** Begin Stored data **
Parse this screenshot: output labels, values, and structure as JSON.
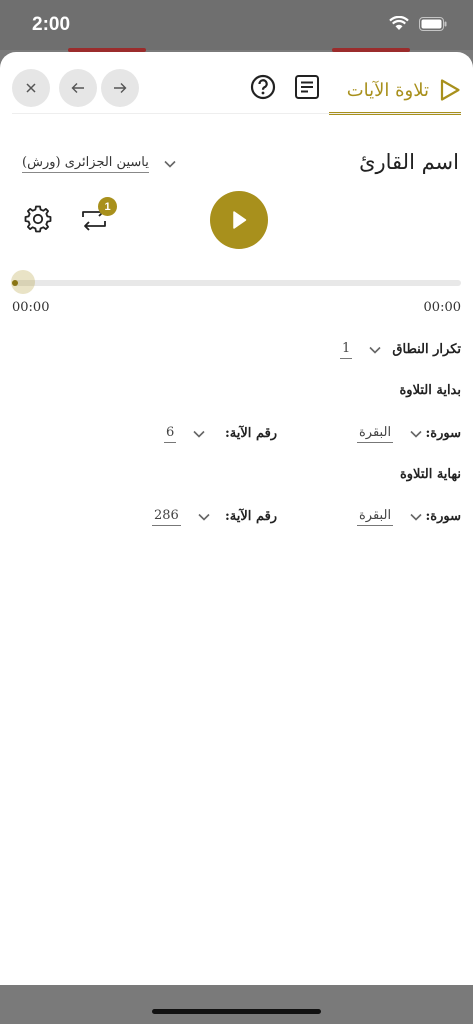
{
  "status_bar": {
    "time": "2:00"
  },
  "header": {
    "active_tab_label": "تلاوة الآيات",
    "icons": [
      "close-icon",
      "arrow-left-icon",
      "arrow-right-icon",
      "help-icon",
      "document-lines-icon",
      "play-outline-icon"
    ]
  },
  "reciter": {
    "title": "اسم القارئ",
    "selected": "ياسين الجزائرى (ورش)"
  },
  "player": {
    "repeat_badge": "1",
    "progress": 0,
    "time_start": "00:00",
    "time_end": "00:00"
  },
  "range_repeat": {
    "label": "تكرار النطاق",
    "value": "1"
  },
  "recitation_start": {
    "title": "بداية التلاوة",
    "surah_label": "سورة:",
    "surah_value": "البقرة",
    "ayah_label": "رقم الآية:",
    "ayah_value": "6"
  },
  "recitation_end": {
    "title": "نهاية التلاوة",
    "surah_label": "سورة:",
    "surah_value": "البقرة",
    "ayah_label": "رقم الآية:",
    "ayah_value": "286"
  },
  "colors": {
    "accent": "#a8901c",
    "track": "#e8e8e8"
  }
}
** End Stored data **
● **Exercise aim**
Give the entries again without a single change, but with no pictures.

● **Solution for this exercise**
Parse this screenshot: output labels, values, and structure as JSON.
{
  "status_bar": {
    "time": "2:00"
  },
  "header": {
    "active_tab_label": "تلاوة الآيات",
    "icons": [
      "close-icon",
      "arrow-left-icon",
      "arrow-right-icon",
      "help-icon",
      "document-lines-icon",
      "play-outline-icon"
    ]
  },
  "reciter": {
    "title": "اسم القارئ",
    "selected": "ياسين الجزائرى (ورش)"
  },
  "player": {
    "repeat_badge": "1",
    "progress": 0,
    "time_start": "00:00",
    "time_end": "00:00"
  },
  "range_repeat": {
    "label": "تكرار النطاق",
    "value": "1"
  },
  "recitation_start": {
    "title": "بداية التلاوة",
    "surah_label": "سورة:",
    "surah_value": "البقرة",
    "ayah_label": "رقم الآية:",
    "ayah_value": "6"
  },
  "recitation_end": {
    "title": "نهاية التلاوة",
    "surah_label": "سورة:",
    "surah_value": "البقرة",
    "ayah_label": "رقم الآية:",
    "ayah_value": "286"
  },
  "colors": {
    "accent": "#a8901c",
    "track": "#e8e8e8"
  }
}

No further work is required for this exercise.